• WRITTEN PROBLEM:
Go through the listing and return every line with "structured" in it.

• SUPPLIED DATA:
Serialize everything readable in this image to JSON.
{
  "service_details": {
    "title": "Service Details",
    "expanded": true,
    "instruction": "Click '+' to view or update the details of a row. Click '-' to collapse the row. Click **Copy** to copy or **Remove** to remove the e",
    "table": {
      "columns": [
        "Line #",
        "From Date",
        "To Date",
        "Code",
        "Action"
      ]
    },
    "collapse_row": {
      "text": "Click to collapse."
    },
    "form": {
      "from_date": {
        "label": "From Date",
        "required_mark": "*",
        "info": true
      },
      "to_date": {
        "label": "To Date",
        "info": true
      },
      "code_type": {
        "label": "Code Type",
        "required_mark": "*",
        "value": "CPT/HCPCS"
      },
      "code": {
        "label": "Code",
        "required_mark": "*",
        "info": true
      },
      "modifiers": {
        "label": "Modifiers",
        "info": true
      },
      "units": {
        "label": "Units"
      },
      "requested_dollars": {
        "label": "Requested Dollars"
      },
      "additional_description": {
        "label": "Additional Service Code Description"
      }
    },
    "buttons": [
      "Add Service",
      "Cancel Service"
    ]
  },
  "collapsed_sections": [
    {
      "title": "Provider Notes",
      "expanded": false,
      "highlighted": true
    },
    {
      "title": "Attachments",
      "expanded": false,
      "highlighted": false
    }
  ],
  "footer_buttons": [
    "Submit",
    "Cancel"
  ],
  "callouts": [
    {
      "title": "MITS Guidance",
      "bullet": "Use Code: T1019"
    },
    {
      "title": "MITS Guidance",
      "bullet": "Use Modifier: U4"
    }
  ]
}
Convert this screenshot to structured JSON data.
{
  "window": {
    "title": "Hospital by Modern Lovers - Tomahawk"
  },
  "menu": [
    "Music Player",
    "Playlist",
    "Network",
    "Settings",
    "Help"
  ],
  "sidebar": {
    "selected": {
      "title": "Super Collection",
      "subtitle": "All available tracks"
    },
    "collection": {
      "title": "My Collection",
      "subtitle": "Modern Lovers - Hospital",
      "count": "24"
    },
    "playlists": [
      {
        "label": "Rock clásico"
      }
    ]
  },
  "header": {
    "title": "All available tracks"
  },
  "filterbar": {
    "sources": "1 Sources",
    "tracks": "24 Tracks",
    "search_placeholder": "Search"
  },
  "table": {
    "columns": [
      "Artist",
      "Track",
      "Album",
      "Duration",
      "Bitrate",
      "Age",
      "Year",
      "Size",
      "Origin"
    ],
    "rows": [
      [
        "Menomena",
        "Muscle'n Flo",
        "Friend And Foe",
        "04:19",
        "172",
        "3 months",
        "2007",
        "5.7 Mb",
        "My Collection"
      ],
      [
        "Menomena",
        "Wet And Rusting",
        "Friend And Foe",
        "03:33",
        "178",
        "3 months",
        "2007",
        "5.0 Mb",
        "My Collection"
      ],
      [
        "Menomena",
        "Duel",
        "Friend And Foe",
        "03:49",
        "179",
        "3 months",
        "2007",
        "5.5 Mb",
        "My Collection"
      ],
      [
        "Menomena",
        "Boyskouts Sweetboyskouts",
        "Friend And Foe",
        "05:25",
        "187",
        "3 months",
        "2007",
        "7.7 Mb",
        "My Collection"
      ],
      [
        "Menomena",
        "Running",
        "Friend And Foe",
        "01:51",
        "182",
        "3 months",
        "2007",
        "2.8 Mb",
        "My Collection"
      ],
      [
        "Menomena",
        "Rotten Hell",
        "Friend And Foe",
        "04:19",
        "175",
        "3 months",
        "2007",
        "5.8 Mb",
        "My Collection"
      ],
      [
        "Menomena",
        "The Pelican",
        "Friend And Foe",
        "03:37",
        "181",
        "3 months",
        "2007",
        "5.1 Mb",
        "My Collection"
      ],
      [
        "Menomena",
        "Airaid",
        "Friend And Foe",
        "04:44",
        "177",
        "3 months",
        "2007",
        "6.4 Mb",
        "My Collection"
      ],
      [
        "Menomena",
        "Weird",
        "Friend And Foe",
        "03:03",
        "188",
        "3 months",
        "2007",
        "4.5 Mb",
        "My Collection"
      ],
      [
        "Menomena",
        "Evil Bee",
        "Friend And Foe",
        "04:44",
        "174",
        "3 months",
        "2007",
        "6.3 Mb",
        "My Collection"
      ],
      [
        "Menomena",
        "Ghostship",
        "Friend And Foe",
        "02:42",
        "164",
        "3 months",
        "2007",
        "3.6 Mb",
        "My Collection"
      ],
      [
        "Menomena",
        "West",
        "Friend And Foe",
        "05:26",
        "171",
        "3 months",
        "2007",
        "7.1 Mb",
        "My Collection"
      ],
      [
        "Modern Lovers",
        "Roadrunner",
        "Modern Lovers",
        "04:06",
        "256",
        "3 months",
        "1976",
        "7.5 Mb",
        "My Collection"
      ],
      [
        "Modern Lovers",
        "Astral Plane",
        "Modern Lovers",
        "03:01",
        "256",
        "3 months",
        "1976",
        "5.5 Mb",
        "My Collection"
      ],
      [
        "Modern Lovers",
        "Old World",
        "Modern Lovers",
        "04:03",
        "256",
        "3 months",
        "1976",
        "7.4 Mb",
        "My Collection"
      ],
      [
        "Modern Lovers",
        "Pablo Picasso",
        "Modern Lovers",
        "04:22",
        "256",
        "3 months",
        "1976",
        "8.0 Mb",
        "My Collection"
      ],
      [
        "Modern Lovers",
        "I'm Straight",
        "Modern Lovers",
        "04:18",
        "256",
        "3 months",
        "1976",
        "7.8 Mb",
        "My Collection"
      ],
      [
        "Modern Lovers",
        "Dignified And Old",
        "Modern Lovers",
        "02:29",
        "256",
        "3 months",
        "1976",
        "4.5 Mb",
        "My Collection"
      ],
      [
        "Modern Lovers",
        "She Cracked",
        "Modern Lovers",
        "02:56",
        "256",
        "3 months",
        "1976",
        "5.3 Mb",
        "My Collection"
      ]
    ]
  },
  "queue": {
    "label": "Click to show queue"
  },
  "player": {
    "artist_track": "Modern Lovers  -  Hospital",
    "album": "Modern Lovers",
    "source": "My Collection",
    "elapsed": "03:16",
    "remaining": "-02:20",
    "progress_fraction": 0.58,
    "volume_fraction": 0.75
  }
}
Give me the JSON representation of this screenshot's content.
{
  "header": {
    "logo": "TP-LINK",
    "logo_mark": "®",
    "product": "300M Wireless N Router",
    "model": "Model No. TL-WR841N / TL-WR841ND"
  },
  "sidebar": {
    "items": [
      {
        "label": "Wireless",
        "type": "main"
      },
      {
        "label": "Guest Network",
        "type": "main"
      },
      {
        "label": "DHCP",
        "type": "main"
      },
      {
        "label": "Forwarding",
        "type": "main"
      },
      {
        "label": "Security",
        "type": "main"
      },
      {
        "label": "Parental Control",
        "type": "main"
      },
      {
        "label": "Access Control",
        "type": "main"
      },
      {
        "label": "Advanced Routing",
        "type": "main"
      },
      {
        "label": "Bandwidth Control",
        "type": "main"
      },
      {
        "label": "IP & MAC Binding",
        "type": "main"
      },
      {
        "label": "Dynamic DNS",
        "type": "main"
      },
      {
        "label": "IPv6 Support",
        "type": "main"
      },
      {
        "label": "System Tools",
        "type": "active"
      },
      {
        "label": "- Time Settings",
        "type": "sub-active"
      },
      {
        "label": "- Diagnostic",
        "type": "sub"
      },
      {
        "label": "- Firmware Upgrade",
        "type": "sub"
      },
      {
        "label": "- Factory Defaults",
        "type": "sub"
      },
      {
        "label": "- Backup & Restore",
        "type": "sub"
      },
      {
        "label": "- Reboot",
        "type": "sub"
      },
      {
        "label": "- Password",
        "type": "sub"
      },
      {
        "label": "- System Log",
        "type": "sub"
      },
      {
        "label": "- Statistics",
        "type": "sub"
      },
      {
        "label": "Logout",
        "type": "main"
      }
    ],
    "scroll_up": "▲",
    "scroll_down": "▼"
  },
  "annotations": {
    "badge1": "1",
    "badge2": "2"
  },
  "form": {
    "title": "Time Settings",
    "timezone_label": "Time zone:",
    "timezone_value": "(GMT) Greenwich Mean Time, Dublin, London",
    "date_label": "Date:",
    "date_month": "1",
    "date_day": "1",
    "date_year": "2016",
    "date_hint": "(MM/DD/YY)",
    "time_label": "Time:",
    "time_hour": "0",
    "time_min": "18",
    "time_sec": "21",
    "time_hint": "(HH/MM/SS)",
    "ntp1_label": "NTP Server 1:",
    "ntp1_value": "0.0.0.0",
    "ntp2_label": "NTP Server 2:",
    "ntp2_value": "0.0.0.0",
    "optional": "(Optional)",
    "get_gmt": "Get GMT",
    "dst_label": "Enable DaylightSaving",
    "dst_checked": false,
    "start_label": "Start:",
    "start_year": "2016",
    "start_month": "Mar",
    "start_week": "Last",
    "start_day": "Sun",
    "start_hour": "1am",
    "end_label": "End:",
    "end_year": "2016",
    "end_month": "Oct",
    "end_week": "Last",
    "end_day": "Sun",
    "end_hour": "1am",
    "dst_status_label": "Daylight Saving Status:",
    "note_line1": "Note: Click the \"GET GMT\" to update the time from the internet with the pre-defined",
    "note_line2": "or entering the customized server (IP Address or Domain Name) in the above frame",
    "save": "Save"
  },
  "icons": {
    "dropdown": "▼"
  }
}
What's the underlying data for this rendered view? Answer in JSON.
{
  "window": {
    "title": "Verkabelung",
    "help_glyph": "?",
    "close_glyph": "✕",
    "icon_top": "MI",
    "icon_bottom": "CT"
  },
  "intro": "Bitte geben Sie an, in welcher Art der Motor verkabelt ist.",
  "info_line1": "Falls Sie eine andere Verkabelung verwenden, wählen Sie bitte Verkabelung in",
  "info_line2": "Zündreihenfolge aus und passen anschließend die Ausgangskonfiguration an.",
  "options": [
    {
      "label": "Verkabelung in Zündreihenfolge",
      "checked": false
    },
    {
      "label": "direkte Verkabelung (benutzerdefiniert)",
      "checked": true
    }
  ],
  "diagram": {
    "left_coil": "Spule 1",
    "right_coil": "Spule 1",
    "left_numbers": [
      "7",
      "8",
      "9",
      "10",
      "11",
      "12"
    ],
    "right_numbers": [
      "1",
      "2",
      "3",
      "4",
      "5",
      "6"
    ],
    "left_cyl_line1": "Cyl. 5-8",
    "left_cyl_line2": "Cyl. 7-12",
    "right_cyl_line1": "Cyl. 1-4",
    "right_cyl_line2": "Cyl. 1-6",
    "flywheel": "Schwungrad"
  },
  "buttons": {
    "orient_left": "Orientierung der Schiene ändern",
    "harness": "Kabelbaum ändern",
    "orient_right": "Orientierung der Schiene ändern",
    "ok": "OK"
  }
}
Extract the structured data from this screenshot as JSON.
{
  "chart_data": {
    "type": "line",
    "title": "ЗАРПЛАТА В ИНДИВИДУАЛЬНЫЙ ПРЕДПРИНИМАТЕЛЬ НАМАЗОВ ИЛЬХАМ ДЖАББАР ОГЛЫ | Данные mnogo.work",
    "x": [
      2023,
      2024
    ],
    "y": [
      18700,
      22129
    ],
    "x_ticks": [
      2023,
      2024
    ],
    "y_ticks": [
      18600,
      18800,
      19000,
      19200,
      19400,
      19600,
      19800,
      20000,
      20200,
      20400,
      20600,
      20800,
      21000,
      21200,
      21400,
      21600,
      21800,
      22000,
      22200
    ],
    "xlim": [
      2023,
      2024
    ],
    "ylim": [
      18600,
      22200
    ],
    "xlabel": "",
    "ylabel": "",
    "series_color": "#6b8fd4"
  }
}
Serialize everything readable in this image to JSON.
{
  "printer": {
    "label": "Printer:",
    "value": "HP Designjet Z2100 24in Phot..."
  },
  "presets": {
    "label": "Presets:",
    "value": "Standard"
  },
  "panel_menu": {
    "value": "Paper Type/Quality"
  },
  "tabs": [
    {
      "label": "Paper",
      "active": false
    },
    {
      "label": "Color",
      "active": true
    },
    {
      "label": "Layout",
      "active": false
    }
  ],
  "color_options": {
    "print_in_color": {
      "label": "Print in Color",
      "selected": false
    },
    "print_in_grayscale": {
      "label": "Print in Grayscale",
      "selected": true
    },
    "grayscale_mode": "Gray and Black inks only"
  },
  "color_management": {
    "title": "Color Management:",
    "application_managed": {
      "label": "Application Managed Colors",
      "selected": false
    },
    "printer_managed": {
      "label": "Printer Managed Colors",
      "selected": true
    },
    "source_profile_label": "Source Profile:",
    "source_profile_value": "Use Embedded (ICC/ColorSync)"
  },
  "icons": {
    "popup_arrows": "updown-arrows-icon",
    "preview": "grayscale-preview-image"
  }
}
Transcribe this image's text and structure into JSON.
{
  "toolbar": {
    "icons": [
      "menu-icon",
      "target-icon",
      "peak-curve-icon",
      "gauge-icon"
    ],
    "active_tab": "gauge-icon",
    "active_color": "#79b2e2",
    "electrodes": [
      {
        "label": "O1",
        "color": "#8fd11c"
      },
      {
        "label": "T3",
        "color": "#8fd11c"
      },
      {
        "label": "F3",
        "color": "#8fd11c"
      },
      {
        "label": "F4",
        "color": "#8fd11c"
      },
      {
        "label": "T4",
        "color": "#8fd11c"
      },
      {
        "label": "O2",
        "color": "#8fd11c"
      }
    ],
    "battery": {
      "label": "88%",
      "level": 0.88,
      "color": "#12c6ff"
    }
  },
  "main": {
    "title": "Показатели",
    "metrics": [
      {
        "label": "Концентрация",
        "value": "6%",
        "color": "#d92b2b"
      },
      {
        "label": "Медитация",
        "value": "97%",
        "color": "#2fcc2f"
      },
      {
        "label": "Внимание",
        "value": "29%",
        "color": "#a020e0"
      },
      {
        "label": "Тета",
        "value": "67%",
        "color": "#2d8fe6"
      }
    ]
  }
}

• SOLUTION TO THIS EXERCISE:
Convert this screenshot to structured JSON data.
Extract the structured data from this screenshot as JSON.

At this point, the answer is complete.